__Seçilen metin__.

Genelgenin konusu, 17 Aralık operasyonundan sonra çok tartışılan, “Adli kolluğun görev, yetki ve sorumlulukları.”

Tarihi 18.10.2011.

Genelge hâlâ HSYK'nın sitesinde durmaktadır ve yürürlüktedir. 

Genelgede başta 5721 sayılı Ceza Muhakemesi Kanunu ve ilgili yönetmeliklere atıflar yapılmış olup, genelge hükümleri ile başta CMK olmak üzere diğer mevzuat hükümlerinin uyumlu olduğu görülmektedir.

İşte size bu genelgeden birkaç kesit (Aşağıdaki alıntıların bir kısmı genelgede kanun ya da yönetmelik hükmü olarak yer almaktadır):

“5271 sayılı Kanunun! 161 inci maddesinde! “

“Cumhuriyet savcısı, doğrudan doğruya veya emrindeki adli kolluk görevlileri aracılığı ile her türlü araştırmayı yapabilir; yukarıdaki maddede yazılı sonuçlara varmak için bütün kamu görevlilerinden her türlü bilgiyi isteyebilir.”

 “Soruşturma işlemleri, Cumhuriyet savcısının emir ve talimatları doğrultusunda öncelikle adli kolluğa yaptırılır. Adli kolluk görevlileri, Cumhuriyet savcısının adli görevlere ilişkin emirlerini yerine getirir.”

“Adli kolluk, adli görevlerin haricindeki hizmetlerde, üstlerinin emrindedir.”

__Görev gereklilikleri__.
a - Adli kolluk genelgesi metninde "Genelgenin konusu, 17" sözlerinden "uyumlu olduğu görülmektedir." sözlerine kadar olan kısmı hiç değiştirmeden tekrar yazın.
b - Adli kolluk genelgesi metnine göre genelgenin tarihi nedir?
c - Adli kolluk genelgesi metnini kaldığı yerden sürdürün.
Aşağıdaki listenin bu işte hiçbir rolü yoktur.

__Sağlanan veriler__.
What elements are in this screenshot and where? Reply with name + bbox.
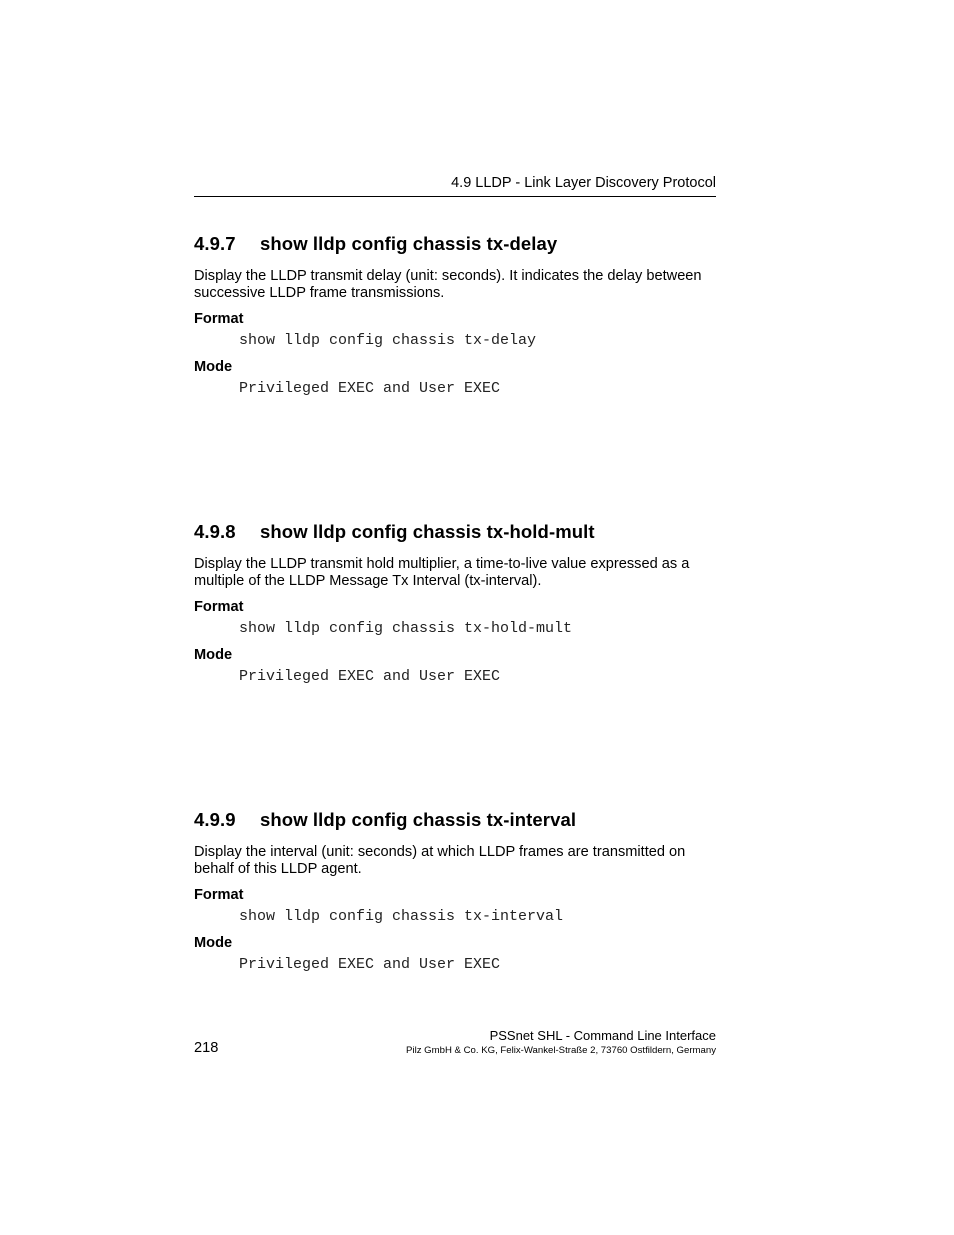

__Sırayla cevaplar__.
a -
Genelgenin konusu, 17 Aralık operasyonundan sonra çok tartışılan, “Adli kolluğun görev, yetki ve sorumlulukları.”

Tarihi 18.10.2011.

Genelge hâlâ HSYK'nın sitesinde durmaktadır ve yürürlüktedir. 

Genelgede başta 5721 sayılı Ceza Muhakemesi Kanunu ve ilgili yönetmeliklere atıflar yapılmış olup, genelge hükümleri ile başta CMK olmak üzere diğer mevzuat hükümlerinin uyumlu olduğu görülmektedir.

b - 18.10.2011.

c -
 “Gerektiğinde veya Cumhuriyet savcısının talebi hâlinde, diğer kolluk birimleri de adli kolluk görevini yerine getirmekle yükümlüdür.”

 “Adli kolluk görevlilerine, adli görevi bulunmayan üstleri tarafından, yürütülen soruşturma ile ilgili emir ve talimat verilemez.”

“hükümleri yer almaktadır.”

“B-En üst dereceli kolluk amirlerinin hukuki durumu ve adli kolluk sorumluları”

“Bilindiği üzere, Adalet Bakanı ve valilerin hazırlık soruşturmaları ile ilgili emir verme ve talepte bulunma yetkileri, Avrupa Birliğine uyum yasaları çerçevesinde yapılan mevzuat değişiklikleri sonucunda kaldırılmıştır! Bu kanuni düzenlemeler karşısında, Adalet Bakanı ve mülki amirler de dâhil olmak üzere Cumhuriyet savcıları dışında hiçbir mercinin adli soruşturmalarla ilgili talepte bulunma ve kolluğa emir verme yetkileri kalmamıştır.”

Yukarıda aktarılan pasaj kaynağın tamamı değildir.